INSTRUCTIONS TO FOLLOW -> Please carry on the forum thread about MSDS sheets for snow removal, picking up after its last post.

SOURCE EXTRACT ->
* * * * *
# MSDS sheet for snow removal



## sn95vert (Nov 15, 2009)

I am in the process to expand to big commercial account and they would like me to provide an msds sheet for the bidding process. I have never heard of anyone doing this for snow removal nor ever did one myself. How do I go about making a msds sheet? Im tottaly lost and confused.


----------



## nixray (Jan 31, 2008)

If I were you get one for your ice melt products, and any chemicals you will be using on the site (Fuel, Hydo' fluid, windshield wash etc).. they may be wanting the MSDS's in case of a spill or collision. As a legit company you should have all of these on file anyway


----------



## Camden (Mar 10, 2007)

I was able to print the MSDS sheets off of the websites of each company I bought products from. In one case I had to email the company and they sent back an attachment that had what I needed. You shouldn't have too much trouble if you just spend a little time on it.
* * * * *
SUPPLIED INFORMATION ->
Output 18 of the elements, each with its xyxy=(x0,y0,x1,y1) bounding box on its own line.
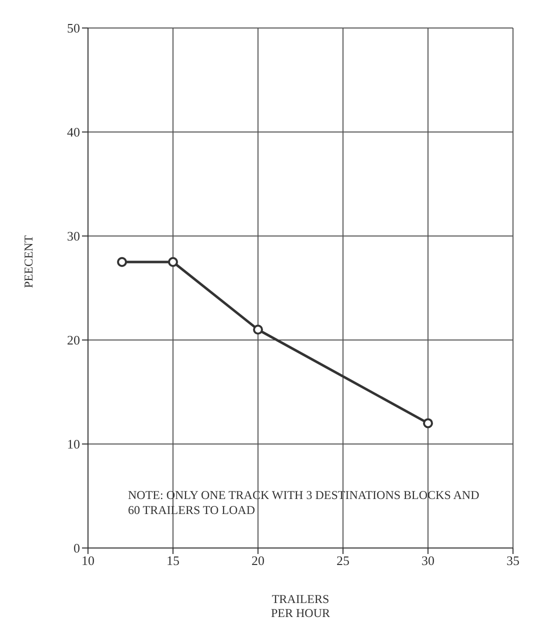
* * * * *
THE REPLY ->
----------



## JohnnyRoyale (Jun 18, 2006)

They most probably only want the MSDS sheets for the ice melter you intend to use and not all of the chemicals you use in your operation. Like mentioned you could probably download it from your suppliers website or call them.


----------



## swtiih (Nov 30, 2008)

The place you bought the salt or the manufacturer should have one


----------



## Mr.Markus (Jan 7, 2010)

I agree! Good suppliers just have them available online for you. Here's an example: http://www.thawrox.com/pdfs/MSDS.pdf


----------



## Moonlighter (Mar 31, 2008)

Thanks guys I totally forgot to put those in the snow books.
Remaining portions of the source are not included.